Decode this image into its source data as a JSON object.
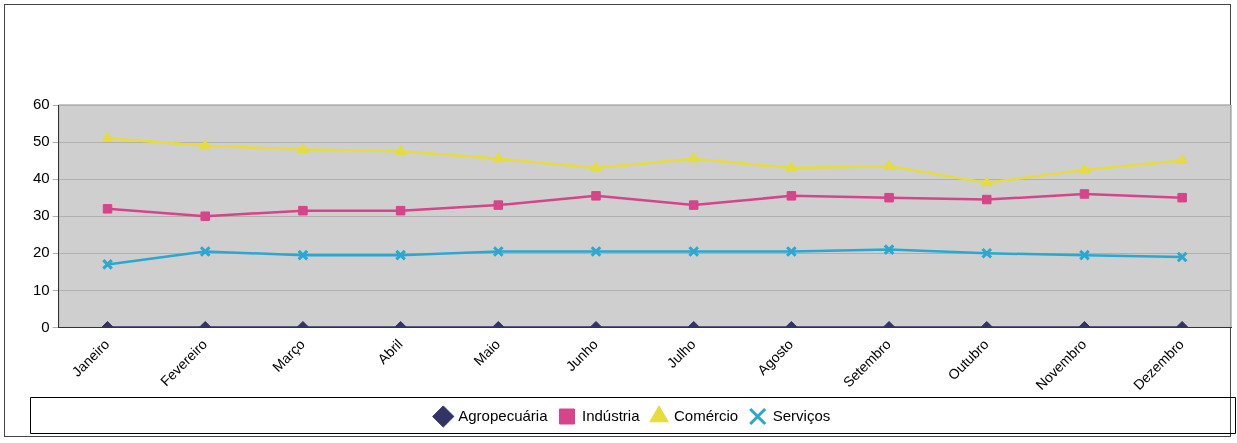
{
  "chart_data": {
    "type": "line",
    "categories": [
      "Janeiro",
      "Fevereiro",
      "Março",
      "Abril",
      "Maio",
      "Junho",
      "Julho",
      "Agosto",
      "Setembro",
      "Outubro",
      "Novembro",
      "Dezembro"
    ],
    "series": [
      {
        "name": "Agropecuária",
        "color": "#333366",
        "marker": "diamond",
        "values": [
          0,
          0,
          0,
          0,
          0,
          0,
          0,
          0,
          0,
          0,
          0,
          0
        ]
      },
      {
        "name": "Indústria",
        "color": "#d6448a",
        "marker": "square",
        "values": [
          32,
          30,
          31.5,
          31.5,
          33,
          35.5,
          33,
          35.5,
          35,
          34.5,
          36,
          35
        ]
      },
      {
        "name": "Comércio",
        "color": "#e6dc3c",
        "marker": "triangle",
        "values": [
          51,
          49,
          48,
          47.5,
          45.5,
          43,
          45.5,
          43,
          43.5,
          39,
          42.5,
          45
        ]
      },
      {
        "name": "Serviços",
        "color": "#2aa8d0",
        "marker": "cross",
        "values": [
          17,
          20.5,
          19.5,
          19.5,
          20.5,
          20.5,
          20.5,
          20.5,
          21,
          20,
          19.5,
          19
        ]
      }
    ],
    "ylim": [
      0,
      60
    ],
    "yticks": [
      0,
      10,
      20,
      30,
      40,
      50,
      60
    ],
    "grid": "y",
    "legend": "bottom",
    "line_style": "solid"
  }
}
────────────────────
#### [What you will do]
Copy out all lines that carry the word "color".

#### [Result below]
        "color": "#333366",
        "color": "#d6448a",
        "color": "#e6dc3c",
        "color": "#2aa8d0",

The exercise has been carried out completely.